Pick out the lines below with "CORRELATION" and list them.
>> START
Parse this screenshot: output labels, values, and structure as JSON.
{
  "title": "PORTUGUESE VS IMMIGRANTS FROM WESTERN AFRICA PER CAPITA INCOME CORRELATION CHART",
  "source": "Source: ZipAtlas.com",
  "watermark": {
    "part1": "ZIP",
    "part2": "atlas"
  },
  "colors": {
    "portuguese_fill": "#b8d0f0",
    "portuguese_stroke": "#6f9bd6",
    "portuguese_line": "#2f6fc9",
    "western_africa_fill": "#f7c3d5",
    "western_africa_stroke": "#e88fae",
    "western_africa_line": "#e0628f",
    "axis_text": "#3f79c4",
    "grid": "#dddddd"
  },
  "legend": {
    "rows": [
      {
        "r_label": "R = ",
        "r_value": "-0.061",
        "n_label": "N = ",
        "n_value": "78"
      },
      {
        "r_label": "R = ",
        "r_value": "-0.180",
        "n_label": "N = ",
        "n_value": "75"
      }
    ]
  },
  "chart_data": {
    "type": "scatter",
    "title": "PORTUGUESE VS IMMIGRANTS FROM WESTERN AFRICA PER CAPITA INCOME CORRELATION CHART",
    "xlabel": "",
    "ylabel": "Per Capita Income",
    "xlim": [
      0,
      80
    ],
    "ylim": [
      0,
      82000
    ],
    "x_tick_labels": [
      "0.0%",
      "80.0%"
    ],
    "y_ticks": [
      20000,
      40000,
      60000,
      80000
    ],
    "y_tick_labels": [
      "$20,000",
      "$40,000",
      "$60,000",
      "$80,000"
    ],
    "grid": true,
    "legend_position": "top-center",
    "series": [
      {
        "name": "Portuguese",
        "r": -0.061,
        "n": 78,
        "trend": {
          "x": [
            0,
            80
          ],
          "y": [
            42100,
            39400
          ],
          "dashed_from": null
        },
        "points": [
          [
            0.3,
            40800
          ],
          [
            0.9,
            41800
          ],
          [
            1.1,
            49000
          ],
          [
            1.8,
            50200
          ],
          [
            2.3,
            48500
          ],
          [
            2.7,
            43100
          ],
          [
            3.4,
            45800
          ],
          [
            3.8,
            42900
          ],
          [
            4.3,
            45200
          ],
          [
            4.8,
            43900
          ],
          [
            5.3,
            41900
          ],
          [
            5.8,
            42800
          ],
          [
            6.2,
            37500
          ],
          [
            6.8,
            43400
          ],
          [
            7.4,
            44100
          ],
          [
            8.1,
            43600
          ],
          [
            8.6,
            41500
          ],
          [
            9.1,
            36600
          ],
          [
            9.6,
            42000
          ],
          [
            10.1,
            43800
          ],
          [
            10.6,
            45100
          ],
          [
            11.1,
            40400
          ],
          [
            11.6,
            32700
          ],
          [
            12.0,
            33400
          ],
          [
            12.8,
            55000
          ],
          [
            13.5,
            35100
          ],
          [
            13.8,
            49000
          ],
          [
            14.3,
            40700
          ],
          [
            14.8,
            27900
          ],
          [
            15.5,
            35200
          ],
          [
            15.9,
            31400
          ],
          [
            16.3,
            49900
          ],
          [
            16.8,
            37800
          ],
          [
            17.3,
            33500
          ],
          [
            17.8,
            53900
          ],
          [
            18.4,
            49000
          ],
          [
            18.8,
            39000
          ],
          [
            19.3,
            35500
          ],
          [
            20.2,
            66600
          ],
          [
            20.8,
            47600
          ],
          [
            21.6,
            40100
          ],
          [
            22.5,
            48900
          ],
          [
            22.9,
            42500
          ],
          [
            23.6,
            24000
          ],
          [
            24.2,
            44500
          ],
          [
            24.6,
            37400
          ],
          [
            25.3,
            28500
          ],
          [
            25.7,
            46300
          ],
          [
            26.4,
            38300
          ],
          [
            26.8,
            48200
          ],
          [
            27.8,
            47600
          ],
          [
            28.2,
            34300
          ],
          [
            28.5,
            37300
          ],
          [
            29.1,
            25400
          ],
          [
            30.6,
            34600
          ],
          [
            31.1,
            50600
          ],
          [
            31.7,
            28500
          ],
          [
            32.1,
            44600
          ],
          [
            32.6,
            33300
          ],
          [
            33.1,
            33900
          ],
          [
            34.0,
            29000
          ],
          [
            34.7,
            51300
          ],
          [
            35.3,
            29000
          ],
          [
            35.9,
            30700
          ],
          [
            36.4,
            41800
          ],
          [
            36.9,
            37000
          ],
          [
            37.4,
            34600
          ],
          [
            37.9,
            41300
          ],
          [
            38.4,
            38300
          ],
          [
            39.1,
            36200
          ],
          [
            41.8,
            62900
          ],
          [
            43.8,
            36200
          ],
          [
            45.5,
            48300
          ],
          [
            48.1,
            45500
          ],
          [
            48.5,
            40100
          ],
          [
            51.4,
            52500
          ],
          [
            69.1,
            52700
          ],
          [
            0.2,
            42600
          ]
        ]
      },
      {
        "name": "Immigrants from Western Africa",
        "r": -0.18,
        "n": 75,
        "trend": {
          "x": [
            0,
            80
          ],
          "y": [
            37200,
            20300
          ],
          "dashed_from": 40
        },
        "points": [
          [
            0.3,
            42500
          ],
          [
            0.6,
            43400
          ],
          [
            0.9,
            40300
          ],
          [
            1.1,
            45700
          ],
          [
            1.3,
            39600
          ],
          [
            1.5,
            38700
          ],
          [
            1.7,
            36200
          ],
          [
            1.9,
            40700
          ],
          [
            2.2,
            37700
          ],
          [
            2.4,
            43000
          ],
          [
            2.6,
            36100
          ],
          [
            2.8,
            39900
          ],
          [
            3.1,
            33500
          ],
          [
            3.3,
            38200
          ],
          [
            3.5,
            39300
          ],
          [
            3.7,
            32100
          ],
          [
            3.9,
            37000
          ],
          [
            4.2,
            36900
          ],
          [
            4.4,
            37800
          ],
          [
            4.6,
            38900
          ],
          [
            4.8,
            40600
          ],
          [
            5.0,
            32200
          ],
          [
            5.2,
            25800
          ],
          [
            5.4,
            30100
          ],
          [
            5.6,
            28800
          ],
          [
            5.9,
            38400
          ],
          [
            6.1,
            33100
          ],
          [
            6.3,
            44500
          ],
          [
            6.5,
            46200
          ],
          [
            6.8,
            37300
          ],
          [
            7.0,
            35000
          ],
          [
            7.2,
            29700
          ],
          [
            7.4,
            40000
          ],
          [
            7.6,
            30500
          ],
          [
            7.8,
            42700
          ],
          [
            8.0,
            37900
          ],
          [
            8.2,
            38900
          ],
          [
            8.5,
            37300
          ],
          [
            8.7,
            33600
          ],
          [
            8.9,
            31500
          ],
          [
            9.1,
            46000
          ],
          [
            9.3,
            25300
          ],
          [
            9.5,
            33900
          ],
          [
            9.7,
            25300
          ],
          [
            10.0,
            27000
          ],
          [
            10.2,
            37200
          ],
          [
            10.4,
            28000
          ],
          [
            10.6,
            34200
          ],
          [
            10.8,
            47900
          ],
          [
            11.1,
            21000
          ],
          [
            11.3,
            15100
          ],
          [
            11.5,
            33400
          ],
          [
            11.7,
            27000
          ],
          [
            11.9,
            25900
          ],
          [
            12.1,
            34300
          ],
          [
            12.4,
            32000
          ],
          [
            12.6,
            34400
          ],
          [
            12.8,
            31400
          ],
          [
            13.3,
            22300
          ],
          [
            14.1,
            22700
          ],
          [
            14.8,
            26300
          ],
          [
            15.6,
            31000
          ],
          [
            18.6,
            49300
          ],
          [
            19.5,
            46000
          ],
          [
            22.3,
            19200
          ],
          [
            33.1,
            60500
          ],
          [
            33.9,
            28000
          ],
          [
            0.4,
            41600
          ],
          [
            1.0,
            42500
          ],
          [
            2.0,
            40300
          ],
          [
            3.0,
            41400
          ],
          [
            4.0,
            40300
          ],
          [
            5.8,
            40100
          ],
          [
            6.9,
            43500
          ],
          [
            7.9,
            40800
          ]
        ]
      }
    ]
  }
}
>> END
Task solution:
  "title": "PORTUGUESE VS IMMIGRANTS FROM WESTERN AFRICA PER CAPITA INCOME CORRELATION CHART",
    "title": "PORTUGUESE VS IMMIGRANTS FROM WESTERN AFRICA PER CAPITA INCOME CORRELATION CHART",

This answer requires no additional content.